▸ What is expected
Identify each line below that contains the word "screenshot", and copy it out.

▸ Material shown
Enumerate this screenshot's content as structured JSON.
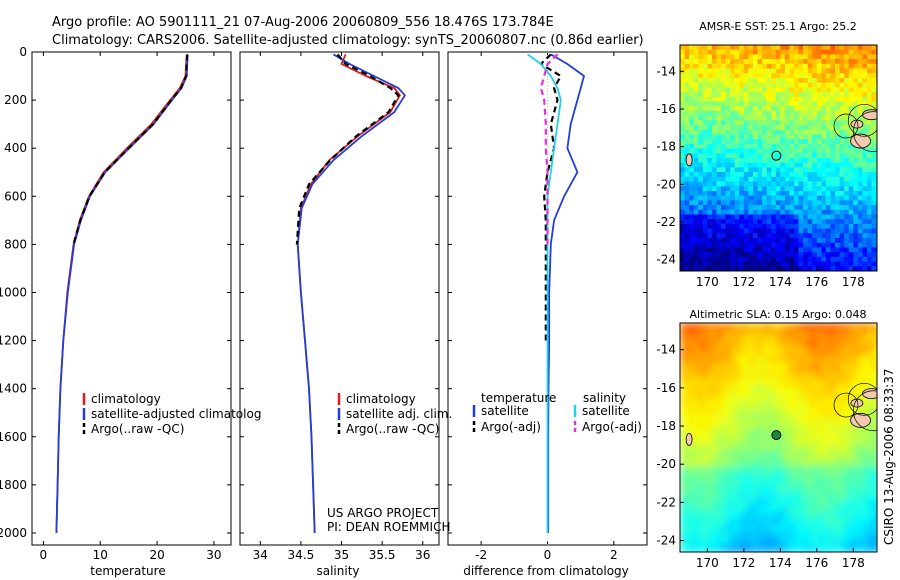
{
  "header": {
    "line1": "Argo profile: AO 5901111_21 07-Aug-2006 20060809_556 18.476S 173.784E",
    "line2": "Climatology: CARS2006. Satellite-adjusted climatology: synTS_20060807.nc (0.86d earlier)"
  },
  "credit": {
    "project": "US ARGO PROJECT",
    "pi": "PI: DEAN ROEMMICH",
    "stamp": "CSIRO 13-Aug-2006 08:33:37"
  },
  "colors": {
    "clim": "#e41a1c",
    "sat": "#1f3fd6",
    "argo": "#000000",
    "sal_sat": "#22d3e6",
    "sal_argo": "#e62ee0",
    "marker": "#1a8a3a"
  },
  "chart_data": [
    {
      "type": "line",
      "id": "temperature",
      "xlabel": "temperature",
      "ylabel": "",
      "xlim": [
        -2,
        33
      ],
      "ylim": [
        2050,
        0
      ],
      "x_ticks": [
        0,
        10,
        20,
        30
      ],
      "x_tick_labels": [
        "0",
        "10",
        "20",
        "30"
      ],
      "y_ticks": [
        0,
        200,
        400,
        600,
        800,
        1000,
        1200,
        1400,
        1600,
        1800,
        2000
      ],
      "y_tick_labels": [
        "0",
        "200",
        "400",
        "600",
        "800",
        "1000",
        "1200",
        "1400",
        "1600",
        "1800",
        "2000"
      ],
      "depth": [
        10,
        50,
        100,
        150,
        200,
        300,
        400,
        500,
        600,
        700,
        800,
        1000,
        1200,
        1400,
        1600,
        1800,
        2000
      ],
      "series": [
        {
          "name": "climatology",
          "style": "solid",
          "color": "#e41a1c",
          "values": [
            25.2,
            25.1,
            25.0,
            24.0,
            22.3,
            19.0,
            14.7,
            10.6,
            8.0,
            6.4,
            5.3,
            4.2,
            3.5,
            3.0,
            2.7,
            2.5,
            2.3
          ]
        },
        {
          "name": "satellite-adjusted climatology",
          "style": "solid",
          "color": "#1f3fd6",
          "values": [
            25.4,
            25.3,
            25.2,
            24.3,
            22.6,
            19.4,
            15.1,
            10.9,
            8.2,
            6.6,
            5.4,
            4.3,
            3.5,
            3.0,
            2.7,
            2.5,
            2.3
          ]
        },
        {
          "name": "Argo(..raw -QC)",
          "style": "dashed",
          "color": "#000000",
          "values": [
            25.3,
            25.2,
            25.1,
            24.2,
            22.5,
            19.3,
            15.0,
            10.8,
            8.1,
            6.5,
            5.3,
            null,
            null,
            null,
            null,
            null,
            null
          ]
        }
      ],
      "legend": [
        "climatology",
        "satellite-adjusted climatology",
        "Argo(..raw -QC)"
      ],
      "legend_display": [
        "climatology",
        "satellite-adjusted climatolog",
        "Argo(..raw -QC)"
      ],
      "legend_loc": "lower-right"
    },
    {
      "type": "line",
      "id": "salinity",
      "xlabel": "salinity",
      "xlim": [
        33.75,
        36.2
      ],
      "ylim": [
        2050,
        0
      ],
      "x_ticks": [
        34,
        34.5,
        35,
        35.5,
        36
      ],
      "x_tick_labels": [
        "34",
        "34.5",
        "35",
        "35.5",
        "36"
      ],
      "depth": [
        10,
        50,
        100,
        150,
        180,
        250,
        350,
        450,
        550,
        650,
        800,
        1000,
        1200,
        1400,
        1600,
        1800,
        2000
      ],
      "series": [
        {
          "name": "climatology",
          "style": "solid",
          "color": "#e41a1c",
          "values": [
            35.05,
            35.0,
            35.3,
            35.65,
            35.72,
            35.6,
            35.2,
            34.85,
            34.62,
            34.5,
            34.46,
            34.5,
            34.55,
            34.6,
            34.63,
            34.65,
            34.67
          ]
        },
        {
          "name": "satellite adj. clim.",
          "style": "solid",
          "color": "#1f3fd6",
          "values": [
            34.9,
            35.1,
            35.4,
            35.7,
            35.78,
            35.65,
            35.25,
            34.9,
            34.64,
            34.51,
            34.46,
            34.5,
            34.55,
            34.6,
            34.63,
            34.65,
            34.67
          ]
        },
        {
          "name": "Argo(..raw -QC)",
          "style": "dashed",
          "color": "#000000",
          "values": [
            34.95,
            35.05,
            35.35,
            35.6,
            35.7,
            35.58,
            35.18,
            34.86,
            34.6,
            34.48,
            34.45,
            null,
            null,
            null,
            null,
            null,
            null
          ]
        }
      ],
      "legend": [
        "climatology",
        "satellite adj. clim.",
        "Argo(..raw -QC)"
      ],
      "legend_loc": "lower-right"
    },
    {
      "type": "line",
      "id": "difference",
      "xlabel": "difference from climatology",
      "xlim": [
        -3,
        3
      ],
      "ylim": [
        2050,
        0
      ],
      "x_ticks": [
        -2,
        0,
        2
      ],
      "x_tick_labels": [
        "-2",
        "0",
        "2"
      ],
      "depth": [
        10,
        50,
        100,
        150,
        200,
        300,
        400,
        500,
        600,
        700,
        800,
        1000,
        1200,
        1400,
        1600,
        1800,
        2000
      ],
      "series": [
        {
          "name": "temperature satellite",
          "style": "solid",
          "color": "#1f3fd6",
          "values": [
            0.1,
            0.6,
            1.1,
            1.0,
            0.9,
            0.7,
            0.6,
            0.9,
            0.5,
            0.2,
            0.1,
            0.05,
            0.05,
            0.03,
            0.02,
            0.02,
            0.02
          ]
        },
        {
          "name": "temperature Argo(-adj)",
          "style": "dashed",
          "color": "#000000",
          "values": [
            0.1,
            -0.2,
            0.4,
            0.2,
            0.3,
            0.1,
            0.2,
            0.0,
            -0.1,
            -0.05,
            -0.05,
            -0.05,
            -0.05,
            null,
            null,
            null,
            null
          ]
        },
        {
          "name": "salinity satellite",
          "style": "solid",
          "color": "#22d3e6",
          "values": [
            -0.6,
            -0.2,
            0.1,
            0.3,
            0.4,
            0.3,
            0.2,
            0.1,
            0.0,
            0.0,
            0.0,
            0.0,
            0.0,
            0.0,
            0.0,
            0.0,
            0.0
          ]
        },
        {
          "name": "salinity Argo(-adj)",
          "style": "dashed",
          "color": "#e62ee0",
          "values": [
            0.3,
            0.0,
            -0.1,
            -0.2,
            -0.1,
            -0.05,
            -0.05,
            0.0,
            0.0,
            0.0,
            0.0,
            null,
            null,
            null,
            null,
            null,
            null
          ]
        }
      ],
      "legend_headers": [
        "temperature",
        "salinity"
      ],
      "legend_left": [
        "satellite",
        "Argo(-adj)"
      ],
      "legend_right": [
        "satellite",
        "Argo(-adj)"
      ],
      "legend_loc": "lower-center"
    },
    {
      "type": "heatmap",
      "id": "sst_map",
      "title": "AMSR-E SST: 25.1 Argo: 25.2",
      "xlim": [
        168.5,
        179.3
      ],
      "ylim": [
        -24.6,
        -12.6
      ],
      "x_ticks": [
        170,
        172,
        174,
        176,
        178
      ],
      "x_tick_labels": [
        "170",
        "172",
        "174",
        "176",
        "178"
      ],
      "y_ticks": [
        -14,
        -16,
        -18,
        -20,
        -22,
        -24
      ],
      "y_tick_labels": [
        "-14",
        "-16",
        "-18",
        "-20",
        "-22",
        "-24"
      ],
      "argo_position": [
        173.784,
        -18.476
      ]
    },
    {
      "type": "heatmap",
      "id": "sla_map",
      "title": "Altimetric SLA: 0.15 Argo: 0.048",
      "xlim": [
        168.5,
        179.3
      ],
      "ylim": [
        -24.6,
        -12.6
      ],
      "x_ticks": [
        170,
        172,
        174,
        176,
        178
      ],
      "x_tick_labels": [
        "170",
        "172",
        "174",
        "176",
        "178"
      ],
      "y_ticks": [
        -14,
        -16,
        -18,
        -20,
        -22,
        -24
      ],
      "y_tick_labels": [
        "-14",
        "-16",
        "-18",
        "-20",
        "-22",
        "-24"
      ],
      "argo_position": [
        173.784,
        -18.476
      ]
    }
  ]
}
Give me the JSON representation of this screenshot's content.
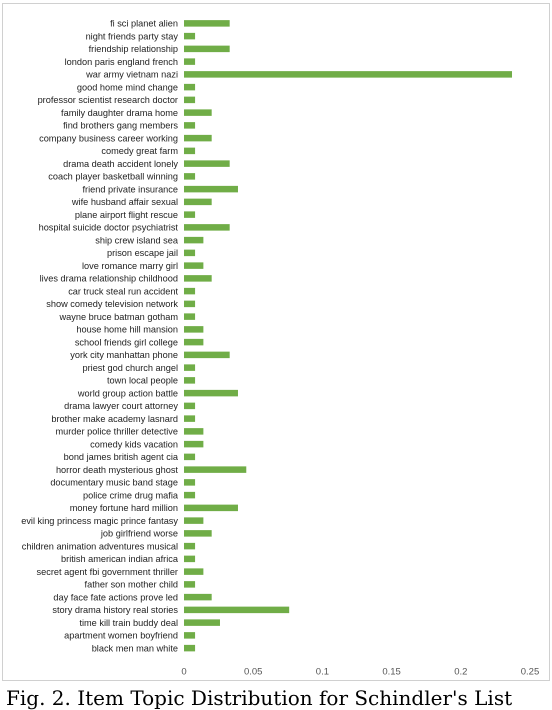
{
  "chart_data": {
    "type": "bar",
    "orientation": "horizontal",
    "categories": [
      "fi sci planet alien",
      "night friends party stay",
      "friendship relationship",
      "london paris england french",
      "war army vietnam nazi",
      "good home mind change",
      "professor scientist research doctor",
      "family daughter drama home",
      "find brothers gang members",
      "company business career working",
      "comedy great farm",
      "drama death accident lonely",
      "coach player basketball winning",
      "friend private insurance",
      "wife husband affair sexual",
      "plane airport flight rescue",
      "hospital suicide doctor psychiatrist",
      "ship crew island sea",
      "prison escape jail",
      "love romance marry girl",
      "lives drama relationship childhood",
      "car truck steal run accident",
      "show comedy television network",
      "wayne bruce batman gotham",
      "house home hill mansion",
      "school friends girl college",
      "york city manhattan phone",
      "priest god church angel",
      "town local people",
      "world group action battle",
      "drama lawyer court attorney",
      "brother make academy lasnard",
      "murder police thriller detective",
      "comedy kids vacation",
      "bond james british agent cia",
      "horror death mysterious ghost",
      "documentary music band stage",
      "police crime drug mafia",
      "money fortune hard million",
      "evil king princess magic prince fantasy",
      "job girlfriend worse",
      "children animation adventures musical",
      "british american indian africa",
      "secret agent fbi government thriller",
      "father son mother child",
      "day face fate actions prove led",
      "story drama history real stories",
      "time kill train buddy deal",
      "apartment women boyfriend",
      "black men man white"
    ],
    "values": [
      0.033,
      0.008,
      0.033,
      0.008,
      0.237,
      0.008,
      0.008,
      0.02,
      0.008,
      0.02,
      0.008,
      0.033,
      0.008,
      0.039,
      0.02,
      0.008,
      0.033,
      0.014,
      0.008,
      0.014,
      0.02,
      0.008,
      0.008,
      0.008,
      0.014,
      0.014,
      0.033,
      0.008,
      0.008,
      0.039,
      0.008,
      0.008,
      0.014,
      0.014,
      0.008,
      0.045,
      0.008,
      0.008,
      0.039,
      0.014,
      0.02,
      0.008,
      0.008,
      0.014,
      0.008,
      0.02,
      0.076,
      0.026,
      0.008,
      0.008
    ],
    "xticks": [
      "0",
      "0.05",
      "0.1",
      "0.15",
      "0.2",
      "0.25"
    ],
    "xlim": [
      0,
      0.25
    ],
    "grid": false,
    "legend": "none",
    "color": "#70ad47"
  },
  "caption": "Fig. 2. Item Topic Distribution for Schindler's List"
}
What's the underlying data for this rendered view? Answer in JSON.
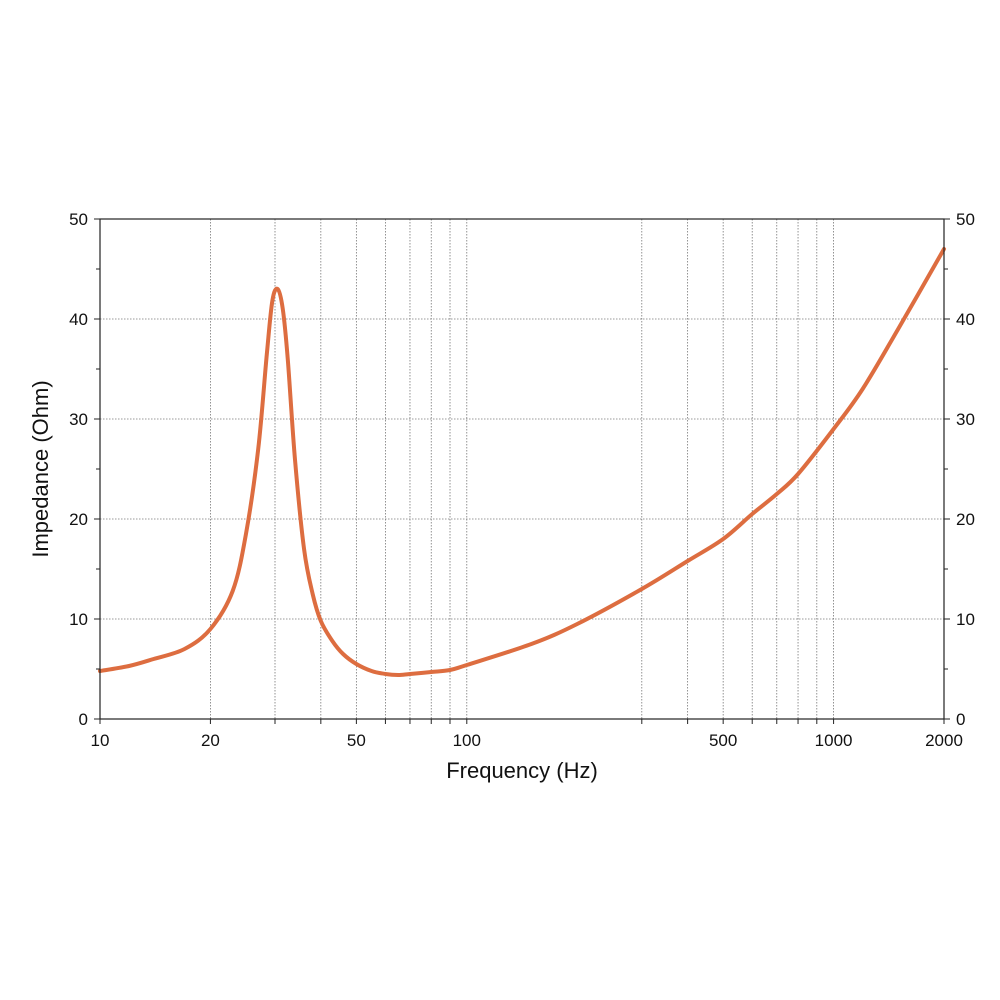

▸ Result for this task
Enumerate this screenshot's content as structured JSON.
Give me the JSON representation of this screenshot's content.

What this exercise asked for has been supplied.